* Prompt:
Locate every line in the records below that contains the word "must", and copy each one.

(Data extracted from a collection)
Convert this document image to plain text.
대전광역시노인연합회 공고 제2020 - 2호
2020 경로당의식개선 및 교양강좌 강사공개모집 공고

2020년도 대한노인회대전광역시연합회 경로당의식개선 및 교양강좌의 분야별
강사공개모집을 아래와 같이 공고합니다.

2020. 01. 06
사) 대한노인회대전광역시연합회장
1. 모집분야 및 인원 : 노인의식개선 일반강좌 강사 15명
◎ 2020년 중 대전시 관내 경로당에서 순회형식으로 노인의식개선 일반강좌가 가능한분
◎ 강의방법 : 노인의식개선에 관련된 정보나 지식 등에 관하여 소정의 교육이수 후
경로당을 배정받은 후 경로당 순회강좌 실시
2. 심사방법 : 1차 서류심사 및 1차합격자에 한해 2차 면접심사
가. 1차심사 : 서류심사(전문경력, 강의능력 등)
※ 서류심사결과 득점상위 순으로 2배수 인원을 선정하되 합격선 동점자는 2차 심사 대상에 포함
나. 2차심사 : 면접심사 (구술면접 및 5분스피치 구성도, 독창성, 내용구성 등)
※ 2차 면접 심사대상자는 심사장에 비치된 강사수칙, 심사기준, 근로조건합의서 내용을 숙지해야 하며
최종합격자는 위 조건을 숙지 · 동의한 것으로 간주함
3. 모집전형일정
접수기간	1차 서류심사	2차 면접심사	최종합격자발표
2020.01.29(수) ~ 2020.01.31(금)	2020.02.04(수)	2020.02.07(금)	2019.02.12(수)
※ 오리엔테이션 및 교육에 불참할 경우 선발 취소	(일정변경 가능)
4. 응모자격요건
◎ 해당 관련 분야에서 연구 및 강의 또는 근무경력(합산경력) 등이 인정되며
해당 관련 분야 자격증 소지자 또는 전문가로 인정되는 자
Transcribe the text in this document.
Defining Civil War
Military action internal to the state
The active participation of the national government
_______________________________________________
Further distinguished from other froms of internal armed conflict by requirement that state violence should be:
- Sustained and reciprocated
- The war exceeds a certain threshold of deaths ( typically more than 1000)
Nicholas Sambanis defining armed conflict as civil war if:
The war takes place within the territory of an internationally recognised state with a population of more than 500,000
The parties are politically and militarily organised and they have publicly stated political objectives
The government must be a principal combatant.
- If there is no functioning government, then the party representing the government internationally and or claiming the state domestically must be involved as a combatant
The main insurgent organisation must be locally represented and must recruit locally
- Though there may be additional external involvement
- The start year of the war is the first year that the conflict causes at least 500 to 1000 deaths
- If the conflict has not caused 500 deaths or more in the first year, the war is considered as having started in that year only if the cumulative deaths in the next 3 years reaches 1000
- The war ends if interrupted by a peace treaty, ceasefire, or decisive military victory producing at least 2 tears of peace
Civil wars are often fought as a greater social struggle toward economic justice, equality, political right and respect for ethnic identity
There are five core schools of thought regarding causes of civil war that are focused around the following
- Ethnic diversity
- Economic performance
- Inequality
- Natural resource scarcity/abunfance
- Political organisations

* Solution below:
The government must be a principal combatant.
- If there is no functioning government, then the party representing the government internationally and or claiming the state domestically must be involved as a combatant
The main insurgent organisation must be locally represented and must recruit locally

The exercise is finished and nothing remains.